▶ [Direction]: Copy all lines holding the word "себѣ" from the entries.

[Dataset items]
++++

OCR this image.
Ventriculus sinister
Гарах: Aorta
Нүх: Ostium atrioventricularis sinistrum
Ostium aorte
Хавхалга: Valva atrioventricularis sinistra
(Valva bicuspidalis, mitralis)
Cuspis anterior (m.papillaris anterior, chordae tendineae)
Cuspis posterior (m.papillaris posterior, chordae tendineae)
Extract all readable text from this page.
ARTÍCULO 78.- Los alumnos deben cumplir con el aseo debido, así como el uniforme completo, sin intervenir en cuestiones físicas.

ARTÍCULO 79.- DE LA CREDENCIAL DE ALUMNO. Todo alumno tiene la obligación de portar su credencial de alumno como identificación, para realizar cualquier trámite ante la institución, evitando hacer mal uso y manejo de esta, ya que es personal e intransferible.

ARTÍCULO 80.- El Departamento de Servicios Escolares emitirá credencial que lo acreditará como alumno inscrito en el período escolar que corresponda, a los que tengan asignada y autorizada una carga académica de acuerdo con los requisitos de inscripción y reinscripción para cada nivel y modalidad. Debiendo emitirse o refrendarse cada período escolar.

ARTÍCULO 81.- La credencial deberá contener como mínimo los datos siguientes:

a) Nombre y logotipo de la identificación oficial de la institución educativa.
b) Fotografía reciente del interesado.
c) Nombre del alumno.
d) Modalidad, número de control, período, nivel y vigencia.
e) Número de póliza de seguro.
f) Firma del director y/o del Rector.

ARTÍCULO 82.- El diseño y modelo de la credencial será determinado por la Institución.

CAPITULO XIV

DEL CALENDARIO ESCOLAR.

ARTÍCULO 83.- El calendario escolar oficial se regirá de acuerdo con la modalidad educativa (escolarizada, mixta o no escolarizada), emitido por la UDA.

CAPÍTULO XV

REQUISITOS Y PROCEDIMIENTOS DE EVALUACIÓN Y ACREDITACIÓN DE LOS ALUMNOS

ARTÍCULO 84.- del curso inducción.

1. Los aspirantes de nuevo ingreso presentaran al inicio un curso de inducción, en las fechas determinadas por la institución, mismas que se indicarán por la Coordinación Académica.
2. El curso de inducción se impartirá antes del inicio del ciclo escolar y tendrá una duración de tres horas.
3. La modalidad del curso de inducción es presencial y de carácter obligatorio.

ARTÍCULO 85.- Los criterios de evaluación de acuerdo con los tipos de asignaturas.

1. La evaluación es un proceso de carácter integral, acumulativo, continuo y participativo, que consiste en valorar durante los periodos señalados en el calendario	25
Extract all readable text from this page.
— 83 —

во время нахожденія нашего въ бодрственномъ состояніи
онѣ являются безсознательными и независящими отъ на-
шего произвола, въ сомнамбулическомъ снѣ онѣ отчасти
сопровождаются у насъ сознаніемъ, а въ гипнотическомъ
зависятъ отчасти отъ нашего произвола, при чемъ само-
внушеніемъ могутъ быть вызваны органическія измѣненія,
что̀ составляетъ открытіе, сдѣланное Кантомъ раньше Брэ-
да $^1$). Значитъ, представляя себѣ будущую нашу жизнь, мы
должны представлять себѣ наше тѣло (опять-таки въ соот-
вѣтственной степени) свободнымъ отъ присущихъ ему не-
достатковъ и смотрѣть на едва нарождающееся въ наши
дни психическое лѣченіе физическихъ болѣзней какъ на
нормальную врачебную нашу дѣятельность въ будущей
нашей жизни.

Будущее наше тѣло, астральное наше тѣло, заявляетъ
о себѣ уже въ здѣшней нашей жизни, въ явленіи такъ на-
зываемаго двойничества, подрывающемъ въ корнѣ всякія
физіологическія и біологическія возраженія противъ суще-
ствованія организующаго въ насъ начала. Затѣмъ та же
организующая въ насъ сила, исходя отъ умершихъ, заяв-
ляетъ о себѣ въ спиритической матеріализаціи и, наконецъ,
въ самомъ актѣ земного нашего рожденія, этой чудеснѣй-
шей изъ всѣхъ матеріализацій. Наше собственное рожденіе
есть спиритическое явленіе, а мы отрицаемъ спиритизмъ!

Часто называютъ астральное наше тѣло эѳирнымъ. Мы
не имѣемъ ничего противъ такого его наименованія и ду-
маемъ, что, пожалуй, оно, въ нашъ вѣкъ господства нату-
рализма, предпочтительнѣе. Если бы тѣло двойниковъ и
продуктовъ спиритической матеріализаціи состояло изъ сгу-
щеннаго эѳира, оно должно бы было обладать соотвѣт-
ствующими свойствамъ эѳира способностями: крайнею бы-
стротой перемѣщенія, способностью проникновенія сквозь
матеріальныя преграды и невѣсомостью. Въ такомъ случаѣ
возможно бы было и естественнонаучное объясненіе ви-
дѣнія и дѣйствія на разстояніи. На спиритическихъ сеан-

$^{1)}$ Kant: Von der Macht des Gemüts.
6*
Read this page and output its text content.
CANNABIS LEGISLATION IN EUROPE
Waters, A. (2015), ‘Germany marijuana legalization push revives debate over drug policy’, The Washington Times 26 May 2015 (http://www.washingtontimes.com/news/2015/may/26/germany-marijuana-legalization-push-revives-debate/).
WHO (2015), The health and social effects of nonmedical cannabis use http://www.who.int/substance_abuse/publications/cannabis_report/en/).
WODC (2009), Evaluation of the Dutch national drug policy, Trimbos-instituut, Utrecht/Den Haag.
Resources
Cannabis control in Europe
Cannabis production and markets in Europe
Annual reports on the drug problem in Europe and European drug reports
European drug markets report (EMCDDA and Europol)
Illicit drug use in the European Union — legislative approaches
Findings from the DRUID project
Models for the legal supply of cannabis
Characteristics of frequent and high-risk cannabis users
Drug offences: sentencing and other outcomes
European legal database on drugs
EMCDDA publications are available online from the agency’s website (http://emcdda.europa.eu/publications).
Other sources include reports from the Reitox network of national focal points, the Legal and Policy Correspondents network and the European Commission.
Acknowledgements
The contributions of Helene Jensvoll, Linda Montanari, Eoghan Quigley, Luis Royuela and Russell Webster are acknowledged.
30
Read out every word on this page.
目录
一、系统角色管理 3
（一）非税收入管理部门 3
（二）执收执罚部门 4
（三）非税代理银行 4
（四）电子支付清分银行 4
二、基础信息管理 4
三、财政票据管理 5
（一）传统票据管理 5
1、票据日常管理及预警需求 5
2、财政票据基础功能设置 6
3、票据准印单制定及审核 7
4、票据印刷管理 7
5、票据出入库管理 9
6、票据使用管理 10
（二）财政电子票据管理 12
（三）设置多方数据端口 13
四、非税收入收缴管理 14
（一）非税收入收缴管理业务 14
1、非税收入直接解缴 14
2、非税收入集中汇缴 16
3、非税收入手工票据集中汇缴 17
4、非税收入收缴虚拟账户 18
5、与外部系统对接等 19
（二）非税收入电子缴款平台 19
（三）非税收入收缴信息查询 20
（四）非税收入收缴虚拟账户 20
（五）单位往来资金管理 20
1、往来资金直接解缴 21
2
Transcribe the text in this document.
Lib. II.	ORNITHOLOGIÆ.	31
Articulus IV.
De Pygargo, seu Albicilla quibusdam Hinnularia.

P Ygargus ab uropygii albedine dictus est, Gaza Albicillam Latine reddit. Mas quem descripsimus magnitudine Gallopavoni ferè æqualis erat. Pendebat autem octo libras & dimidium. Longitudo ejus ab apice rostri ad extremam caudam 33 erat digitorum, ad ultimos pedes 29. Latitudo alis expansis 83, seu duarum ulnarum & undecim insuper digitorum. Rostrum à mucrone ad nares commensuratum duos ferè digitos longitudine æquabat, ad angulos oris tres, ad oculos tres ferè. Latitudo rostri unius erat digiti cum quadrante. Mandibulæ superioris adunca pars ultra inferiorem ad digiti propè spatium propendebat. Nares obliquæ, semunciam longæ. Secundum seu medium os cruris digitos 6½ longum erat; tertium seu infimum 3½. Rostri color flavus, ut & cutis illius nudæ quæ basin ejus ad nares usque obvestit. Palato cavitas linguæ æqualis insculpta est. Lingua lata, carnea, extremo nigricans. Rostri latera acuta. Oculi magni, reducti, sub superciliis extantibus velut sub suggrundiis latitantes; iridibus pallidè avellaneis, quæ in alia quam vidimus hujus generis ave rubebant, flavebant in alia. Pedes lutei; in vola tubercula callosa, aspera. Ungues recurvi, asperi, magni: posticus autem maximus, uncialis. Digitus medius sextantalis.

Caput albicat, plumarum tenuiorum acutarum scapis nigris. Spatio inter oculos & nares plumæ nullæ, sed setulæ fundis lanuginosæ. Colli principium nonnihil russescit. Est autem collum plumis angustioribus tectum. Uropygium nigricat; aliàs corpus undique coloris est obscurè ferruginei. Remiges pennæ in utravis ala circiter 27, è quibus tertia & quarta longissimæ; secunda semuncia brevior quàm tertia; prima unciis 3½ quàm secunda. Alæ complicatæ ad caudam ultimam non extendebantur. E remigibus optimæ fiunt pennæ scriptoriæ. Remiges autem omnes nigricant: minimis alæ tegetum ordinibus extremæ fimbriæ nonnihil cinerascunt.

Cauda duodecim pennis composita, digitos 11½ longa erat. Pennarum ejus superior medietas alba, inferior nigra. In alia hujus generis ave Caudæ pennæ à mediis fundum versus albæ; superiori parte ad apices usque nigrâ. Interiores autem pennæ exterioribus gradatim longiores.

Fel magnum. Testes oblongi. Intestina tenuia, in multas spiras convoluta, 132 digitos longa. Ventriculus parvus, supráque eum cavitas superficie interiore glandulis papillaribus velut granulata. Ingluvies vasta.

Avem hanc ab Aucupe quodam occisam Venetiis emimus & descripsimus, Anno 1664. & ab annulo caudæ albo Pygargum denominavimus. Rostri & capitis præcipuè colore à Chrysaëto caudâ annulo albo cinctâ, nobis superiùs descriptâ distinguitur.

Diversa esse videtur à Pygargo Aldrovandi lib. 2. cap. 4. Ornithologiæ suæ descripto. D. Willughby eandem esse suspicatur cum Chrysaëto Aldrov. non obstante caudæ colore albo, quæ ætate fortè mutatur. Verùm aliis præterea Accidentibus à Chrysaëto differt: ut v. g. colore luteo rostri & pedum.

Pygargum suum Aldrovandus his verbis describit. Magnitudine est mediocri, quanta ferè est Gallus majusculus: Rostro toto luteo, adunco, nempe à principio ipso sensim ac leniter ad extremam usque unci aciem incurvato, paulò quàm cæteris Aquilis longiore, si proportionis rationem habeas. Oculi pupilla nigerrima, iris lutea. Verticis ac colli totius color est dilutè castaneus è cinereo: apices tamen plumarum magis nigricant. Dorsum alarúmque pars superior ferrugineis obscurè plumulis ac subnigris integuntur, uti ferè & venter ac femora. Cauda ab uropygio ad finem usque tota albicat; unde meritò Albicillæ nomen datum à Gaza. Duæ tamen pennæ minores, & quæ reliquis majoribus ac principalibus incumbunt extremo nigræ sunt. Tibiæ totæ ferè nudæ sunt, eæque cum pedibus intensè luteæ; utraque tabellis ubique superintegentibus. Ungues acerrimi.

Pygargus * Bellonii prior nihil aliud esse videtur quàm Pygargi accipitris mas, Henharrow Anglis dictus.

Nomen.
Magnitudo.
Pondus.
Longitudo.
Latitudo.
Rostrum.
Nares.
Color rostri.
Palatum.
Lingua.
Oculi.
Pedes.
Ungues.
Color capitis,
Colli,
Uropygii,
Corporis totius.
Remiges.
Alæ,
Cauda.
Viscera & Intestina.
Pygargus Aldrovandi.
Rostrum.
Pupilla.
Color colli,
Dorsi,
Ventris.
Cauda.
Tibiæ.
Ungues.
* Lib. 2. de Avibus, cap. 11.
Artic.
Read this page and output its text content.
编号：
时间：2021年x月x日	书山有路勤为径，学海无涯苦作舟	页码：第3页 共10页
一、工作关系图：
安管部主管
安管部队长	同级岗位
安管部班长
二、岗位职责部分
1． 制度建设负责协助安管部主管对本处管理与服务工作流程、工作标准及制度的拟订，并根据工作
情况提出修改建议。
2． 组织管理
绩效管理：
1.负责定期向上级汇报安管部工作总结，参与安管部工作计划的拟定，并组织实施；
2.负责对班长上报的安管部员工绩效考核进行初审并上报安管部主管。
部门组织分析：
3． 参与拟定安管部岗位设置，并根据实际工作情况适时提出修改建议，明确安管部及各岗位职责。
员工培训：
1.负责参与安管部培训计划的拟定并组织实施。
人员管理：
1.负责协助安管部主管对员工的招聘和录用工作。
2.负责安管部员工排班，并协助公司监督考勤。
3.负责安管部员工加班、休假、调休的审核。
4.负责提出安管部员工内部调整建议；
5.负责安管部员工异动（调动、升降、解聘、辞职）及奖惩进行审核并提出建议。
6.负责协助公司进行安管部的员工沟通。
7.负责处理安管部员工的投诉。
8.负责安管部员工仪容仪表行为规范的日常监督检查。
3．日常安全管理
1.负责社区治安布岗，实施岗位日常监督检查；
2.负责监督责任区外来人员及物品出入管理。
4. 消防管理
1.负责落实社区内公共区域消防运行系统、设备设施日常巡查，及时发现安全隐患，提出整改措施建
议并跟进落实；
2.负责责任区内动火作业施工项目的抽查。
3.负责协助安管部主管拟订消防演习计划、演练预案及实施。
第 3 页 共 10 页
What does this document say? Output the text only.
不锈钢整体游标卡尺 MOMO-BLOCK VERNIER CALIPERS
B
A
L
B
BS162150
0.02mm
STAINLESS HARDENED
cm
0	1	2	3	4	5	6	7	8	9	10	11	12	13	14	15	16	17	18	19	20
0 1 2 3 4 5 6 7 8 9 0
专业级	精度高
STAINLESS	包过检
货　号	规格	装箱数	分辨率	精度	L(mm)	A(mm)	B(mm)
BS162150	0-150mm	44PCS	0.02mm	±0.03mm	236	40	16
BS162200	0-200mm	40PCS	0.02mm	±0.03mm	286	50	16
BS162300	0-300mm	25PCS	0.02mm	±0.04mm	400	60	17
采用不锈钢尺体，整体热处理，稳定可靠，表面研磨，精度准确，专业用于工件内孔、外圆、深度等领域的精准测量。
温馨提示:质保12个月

++++

▶ [Response to this exercise]:
да $^1$). Значитъ, представляя себѣ будущую нашу жизнь, мы
должны представлять себѣ наше тѣло (опять-таки въ соот-
о себѣ уже въ здѣшней нашей жизни, въ явленіи такъ на-
ляетъ о себѣ въ спиритической матеріализаціи и, наконецъ,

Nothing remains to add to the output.